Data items
□ □ □ □ □ □ □

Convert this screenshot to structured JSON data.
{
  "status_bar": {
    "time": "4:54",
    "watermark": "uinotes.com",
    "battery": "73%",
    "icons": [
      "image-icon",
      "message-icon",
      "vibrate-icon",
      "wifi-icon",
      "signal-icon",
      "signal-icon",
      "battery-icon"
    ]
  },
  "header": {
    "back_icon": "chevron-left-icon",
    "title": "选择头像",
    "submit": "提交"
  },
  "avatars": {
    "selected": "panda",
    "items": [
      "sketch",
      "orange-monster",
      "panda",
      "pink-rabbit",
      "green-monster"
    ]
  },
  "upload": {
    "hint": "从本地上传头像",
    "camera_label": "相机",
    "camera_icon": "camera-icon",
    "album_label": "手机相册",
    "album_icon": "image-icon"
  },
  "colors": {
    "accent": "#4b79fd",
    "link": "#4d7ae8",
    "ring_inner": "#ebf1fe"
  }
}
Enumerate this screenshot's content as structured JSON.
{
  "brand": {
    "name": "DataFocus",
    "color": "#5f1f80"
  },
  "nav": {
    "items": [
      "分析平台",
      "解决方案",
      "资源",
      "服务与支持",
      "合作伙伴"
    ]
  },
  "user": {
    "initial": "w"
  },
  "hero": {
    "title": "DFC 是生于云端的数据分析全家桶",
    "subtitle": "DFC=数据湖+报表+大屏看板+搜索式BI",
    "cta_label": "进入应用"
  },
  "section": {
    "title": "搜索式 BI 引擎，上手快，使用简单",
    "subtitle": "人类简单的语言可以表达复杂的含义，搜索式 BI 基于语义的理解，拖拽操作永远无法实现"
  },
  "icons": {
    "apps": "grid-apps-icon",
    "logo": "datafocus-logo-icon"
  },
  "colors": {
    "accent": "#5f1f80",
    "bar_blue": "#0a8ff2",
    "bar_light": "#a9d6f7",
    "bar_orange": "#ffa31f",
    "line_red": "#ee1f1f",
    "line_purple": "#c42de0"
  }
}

□ □ □ □ □ □ □

Repeat the listing exactly, from its first line to its last.

Convert this screenshot to structured JSON data.
{
  "status_bar": {
    "time": "4:54",
    "watermark": "uinotes.com",
    "battery": "73%",
    "icons": [
      "image-icon",
      "message-icon",
      "vibrate-icon",
      "wifi-icon",
      "signal-icon",
      "signal-icon",
      "battery-icon"
    ]
  },
  "header": {
    "back_icon": "chevron-left-icon",
    "title": "选择头像",
    "submit": "提交"
  },
  "avatars": {
    "selected": "panda",
    "items": [
      "sketch",
      "orange-monster",
      "panda",
      "pink-rabbit",
      "green-monster"
    ]
  },
  "upload": {
    "hint": "从本地上传头像",
    "camera_label": "相机",
    "camera_icon": "camera-icon",
    "album_label": "手机相册",
    "album_icon": "image-icon"
  },
  "colors": {
    "accent": "#4b79fd",
    "link": "#4d7ae8",
    "ring_inner": "#ebf1fe"
  }
}
Enumerate this screenshot's content as structured JSON.
{
  "brand": {
    "name": "DataFocus",
    "color": "#5f1f80"
  },
  "nav": {
    "items": [
      "分析平台",
      "解决方案",
      "资源",
      "服务与支持",
      "合作伙伴"
    ]
  },
  "user": {
    "initial": "w"
  },
  "hero": {
    "title": "DFC 是生于云端的数据分析全家桶",
    "subtitle": "DFC=数据湖+报表+大屏看板+搜索式BI",
    "cta_label": "进入应用"
  },
  "section": {
    "title": "搜索式 BI 引擎，上手快，使用简单",
    "subtitle": "人类简单的语言可以表达复杂的含义，搜索式 BI 基于语义的理解，拖拽操作永远无法实现"
  },
  "icons": {
    "apps": "grid-apps-icon",
    "logo": "datafocus-logo-icon"
  },
  "colors": {
    "accent": "#5f1f80",
    "bar_blue": "#0a8ff2",
    "bar_light": "#a9d6f7",
    "bar_orange": "#ffa31f",
    "line_red": "#ee1f1f",
    "line_purple": "#c42de0"
  }
}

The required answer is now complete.